◆ **Records for this exercise**
⟨

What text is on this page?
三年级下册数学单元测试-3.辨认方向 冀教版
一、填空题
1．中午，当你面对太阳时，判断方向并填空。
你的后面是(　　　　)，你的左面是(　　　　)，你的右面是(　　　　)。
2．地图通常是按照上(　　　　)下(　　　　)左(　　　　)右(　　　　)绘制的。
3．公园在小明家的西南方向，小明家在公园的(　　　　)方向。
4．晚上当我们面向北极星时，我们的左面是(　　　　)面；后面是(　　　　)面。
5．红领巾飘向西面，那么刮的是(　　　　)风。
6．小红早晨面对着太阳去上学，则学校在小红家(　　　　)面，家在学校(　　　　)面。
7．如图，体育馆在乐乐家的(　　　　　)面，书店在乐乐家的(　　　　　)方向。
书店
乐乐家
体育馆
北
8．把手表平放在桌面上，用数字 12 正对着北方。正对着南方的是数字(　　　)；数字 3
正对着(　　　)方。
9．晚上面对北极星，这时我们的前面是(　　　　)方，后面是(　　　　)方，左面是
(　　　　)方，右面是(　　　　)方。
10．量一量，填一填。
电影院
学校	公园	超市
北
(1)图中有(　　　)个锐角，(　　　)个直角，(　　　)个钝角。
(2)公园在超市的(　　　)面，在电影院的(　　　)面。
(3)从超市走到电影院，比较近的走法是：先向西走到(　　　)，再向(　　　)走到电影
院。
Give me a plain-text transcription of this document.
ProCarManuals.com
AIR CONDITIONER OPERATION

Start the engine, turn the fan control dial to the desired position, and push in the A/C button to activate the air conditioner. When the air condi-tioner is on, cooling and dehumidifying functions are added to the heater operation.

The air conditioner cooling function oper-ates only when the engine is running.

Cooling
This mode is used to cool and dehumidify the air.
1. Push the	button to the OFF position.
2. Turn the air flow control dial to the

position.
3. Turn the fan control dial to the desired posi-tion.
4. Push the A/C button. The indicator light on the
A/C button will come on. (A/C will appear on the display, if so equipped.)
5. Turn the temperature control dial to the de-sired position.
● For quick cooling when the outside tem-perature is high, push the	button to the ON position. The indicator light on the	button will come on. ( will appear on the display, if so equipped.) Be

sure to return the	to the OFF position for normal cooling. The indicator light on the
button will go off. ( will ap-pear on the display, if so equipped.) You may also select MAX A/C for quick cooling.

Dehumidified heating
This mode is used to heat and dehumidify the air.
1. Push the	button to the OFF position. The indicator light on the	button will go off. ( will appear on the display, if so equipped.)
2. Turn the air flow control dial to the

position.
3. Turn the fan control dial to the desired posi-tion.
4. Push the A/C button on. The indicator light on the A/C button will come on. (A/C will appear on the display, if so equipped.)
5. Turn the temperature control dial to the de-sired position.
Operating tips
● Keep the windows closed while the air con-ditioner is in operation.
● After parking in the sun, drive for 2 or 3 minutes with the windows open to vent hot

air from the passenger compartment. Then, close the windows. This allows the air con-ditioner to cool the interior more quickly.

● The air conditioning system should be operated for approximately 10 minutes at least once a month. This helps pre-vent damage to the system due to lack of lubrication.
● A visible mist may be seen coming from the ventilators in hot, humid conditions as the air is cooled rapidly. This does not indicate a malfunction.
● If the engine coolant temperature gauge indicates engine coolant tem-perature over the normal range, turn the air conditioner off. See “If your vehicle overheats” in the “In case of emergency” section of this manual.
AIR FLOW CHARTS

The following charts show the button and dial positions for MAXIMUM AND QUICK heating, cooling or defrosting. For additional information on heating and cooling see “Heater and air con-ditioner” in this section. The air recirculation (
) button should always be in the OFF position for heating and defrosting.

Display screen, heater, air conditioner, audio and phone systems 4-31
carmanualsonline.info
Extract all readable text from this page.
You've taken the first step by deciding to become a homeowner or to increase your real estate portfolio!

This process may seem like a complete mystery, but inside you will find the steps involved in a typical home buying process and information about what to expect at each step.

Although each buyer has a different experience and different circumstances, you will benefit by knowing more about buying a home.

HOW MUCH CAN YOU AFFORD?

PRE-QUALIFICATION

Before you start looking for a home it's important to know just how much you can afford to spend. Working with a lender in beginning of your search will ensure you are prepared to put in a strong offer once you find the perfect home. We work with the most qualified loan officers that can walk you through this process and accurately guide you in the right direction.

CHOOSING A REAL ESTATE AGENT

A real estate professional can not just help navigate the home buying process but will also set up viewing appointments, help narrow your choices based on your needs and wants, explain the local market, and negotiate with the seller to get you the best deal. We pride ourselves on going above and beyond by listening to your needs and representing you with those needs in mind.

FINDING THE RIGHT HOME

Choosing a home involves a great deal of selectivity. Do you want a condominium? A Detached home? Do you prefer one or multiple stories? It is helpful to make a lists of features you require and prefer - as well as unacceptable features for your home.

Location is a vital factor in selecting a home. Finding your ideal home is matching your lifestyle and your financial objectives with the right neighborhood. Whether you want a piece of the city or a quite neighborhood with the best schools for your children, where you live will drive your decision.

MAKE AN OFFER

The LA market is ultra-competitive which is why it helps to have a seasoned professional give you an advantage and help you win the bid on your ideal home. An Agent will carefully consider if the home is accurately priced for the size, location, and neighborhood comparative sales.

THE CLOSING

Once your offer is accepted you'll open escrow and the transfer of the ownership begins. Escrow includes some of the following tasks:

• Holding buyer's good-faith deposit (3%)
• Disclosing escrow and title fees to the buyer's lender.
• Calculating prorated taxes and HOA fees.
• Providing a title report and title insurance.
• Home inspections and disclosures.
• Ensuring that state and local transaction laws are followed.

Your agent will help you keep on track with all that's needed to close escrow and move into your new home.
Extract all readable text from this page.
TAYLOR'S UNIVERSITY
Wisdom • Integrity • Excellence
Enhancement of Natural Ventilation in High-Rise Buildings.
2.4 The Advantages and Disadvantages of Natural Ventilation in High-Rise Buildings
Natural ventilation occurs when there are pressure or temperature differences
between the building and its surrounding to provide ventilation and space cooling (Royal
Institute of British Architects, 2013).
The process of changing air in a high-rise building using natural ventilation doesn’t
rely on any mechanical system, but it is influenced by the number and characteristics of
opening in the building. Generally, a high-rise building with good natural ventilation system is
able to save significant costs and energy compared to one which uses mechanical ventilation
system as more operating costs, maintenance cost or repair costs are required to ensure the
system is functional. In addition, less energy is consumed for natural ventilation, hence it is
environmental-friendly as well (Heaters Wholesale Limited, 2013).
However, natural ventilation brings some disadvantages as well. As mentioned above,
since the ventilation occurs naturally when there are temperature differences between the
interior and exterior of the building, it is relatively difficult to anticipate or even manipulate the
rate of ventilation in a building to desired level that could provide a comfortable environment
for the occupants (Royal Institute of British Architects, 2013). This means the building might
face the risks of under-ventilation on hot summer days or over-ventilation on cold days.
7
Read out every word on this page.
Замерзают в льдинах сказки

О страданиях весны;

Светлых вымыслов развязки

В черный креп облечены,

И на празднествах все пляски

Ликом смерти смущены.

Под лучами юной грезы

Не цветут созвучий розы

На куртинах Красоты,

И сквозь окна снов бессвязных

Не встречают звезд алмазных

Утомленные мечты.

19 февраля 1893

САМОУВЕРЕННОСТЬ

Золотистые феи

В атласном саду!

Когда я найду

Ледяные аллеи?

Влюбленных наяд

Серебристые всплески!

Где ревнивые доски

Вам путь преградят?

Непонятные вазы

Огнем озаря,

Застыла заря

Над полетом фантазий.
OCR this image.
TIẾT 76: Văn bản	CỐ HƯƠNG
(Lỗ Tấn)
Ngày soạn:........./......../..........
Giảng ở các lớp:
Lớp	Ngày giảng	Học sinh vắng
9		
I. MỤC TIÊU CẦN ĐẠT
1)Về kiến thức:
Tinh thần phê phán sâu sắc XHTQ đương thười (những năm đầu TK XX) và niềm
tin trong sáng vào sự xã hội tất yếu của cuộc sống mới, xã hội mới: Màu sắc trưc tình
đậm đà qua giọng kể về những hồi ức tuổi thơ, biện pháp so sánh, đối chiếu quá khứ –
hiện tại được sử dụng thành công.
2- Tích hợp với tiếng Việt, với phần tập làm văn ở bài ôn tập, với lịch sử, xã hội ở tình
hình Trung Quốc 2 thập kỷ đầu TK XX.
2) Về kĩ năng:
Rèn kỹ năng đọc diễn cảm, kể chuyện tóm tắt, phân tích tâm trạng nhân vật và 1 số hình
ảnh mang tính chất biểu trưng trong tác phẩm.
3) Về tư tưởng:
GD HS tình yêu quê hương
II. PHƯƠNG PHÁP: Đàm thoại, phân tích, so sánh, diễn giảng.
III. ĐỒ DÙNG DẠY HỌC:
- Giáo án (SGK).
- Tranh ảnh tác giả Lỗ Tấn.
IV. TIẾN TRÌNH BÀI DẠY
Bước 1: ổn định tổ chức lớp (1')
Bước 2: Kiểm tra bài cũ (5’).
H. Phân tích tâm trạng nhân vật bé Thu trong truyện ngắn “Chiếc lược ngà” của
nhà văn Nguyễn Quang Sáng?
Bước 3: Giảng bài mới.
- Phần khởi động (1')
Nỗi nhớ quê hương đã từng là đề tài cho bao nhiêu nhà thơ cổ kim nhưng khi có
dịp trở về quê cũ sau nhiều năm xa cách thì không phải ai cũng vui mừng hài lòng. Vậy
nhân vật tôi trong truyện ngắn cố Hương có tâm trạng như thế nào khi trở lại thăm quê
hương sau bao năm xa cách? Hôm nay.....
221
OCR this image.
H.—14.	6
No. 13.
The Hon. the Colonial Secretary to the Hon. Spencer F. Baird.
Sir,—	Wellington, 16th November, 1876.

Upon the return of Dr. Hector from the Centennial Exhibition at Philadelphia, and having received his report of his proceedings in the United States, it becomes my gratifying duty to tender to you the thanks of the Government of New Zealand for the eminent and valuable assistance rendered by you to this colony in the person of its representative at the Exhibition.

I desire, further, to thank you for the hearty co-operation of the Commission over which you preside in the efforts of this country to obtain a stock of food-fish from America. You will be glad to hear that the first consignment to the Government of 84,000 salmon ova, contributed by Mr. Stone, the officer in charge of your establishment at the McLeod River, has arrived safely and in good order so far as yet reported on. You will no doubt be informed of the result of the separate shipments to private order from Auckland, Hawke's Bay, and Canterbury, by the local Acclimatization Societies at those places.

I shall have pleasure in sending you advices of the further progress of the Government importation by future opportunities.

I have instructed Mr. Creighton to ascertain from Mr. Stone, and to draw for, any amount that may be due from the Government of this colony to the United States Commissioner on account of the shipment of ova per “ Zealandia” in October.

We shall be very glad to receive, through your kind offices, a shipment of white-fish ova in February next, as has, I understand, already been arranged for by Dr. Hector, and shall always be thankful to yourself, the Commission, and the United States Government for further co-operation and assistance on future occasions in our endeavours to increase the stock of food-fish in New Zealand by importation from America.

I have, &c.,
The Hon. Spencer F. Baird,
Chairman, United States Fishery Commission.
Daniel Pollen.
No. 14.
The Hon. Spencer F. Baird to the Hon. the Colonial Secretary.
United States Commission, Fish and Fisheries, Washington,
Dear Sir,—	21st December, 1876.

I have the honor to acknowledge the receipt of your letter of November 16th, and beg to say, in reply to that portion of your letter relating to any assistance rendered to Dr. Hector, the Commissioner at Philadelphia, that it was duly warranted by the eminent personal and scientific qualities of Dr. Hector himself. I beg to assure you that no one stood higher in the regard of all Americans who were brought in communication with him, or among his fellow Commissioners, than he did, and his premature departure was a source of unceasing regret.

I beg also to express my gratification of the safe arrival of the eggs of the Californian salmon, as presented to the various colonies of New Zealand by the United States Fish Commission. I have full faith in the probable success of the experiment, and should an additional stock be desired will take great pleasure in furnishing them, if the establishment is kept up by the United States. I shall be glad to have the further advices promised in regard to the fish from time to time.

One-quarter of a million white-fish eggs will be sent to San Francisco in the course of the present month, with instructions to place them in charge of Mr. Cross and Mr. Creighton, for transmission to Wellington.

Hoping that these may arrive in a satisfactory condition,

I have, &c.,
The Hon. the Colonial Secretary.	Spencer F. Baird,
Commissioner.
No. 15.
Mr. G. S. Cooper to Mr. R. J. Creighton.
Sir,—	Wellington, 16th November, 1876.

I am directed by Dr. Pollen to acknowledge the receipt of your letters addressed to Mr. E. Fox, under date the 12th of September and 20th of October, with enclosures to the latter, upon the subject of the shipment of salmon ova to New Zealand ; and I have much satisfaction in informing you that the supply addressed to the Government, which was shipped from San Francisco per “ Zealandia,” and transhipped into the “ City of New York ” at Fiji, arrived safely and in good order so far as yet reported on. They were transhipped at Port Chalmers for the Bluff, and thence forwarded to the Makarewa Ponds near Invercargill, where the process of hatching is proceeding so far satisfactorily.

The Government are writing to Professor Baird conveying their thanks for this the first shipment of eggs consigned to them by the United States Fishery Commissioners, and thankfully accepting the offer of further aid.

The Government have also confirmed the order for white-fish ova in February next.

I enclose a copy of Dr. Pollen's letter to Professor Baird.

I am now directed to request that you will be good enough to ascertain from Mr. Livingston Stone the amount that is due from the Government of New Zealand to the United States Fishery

⟩

◆ **Directions for this task**
Write down only how many lines in the listing contain the word "Institute".

◆ **Final result**
2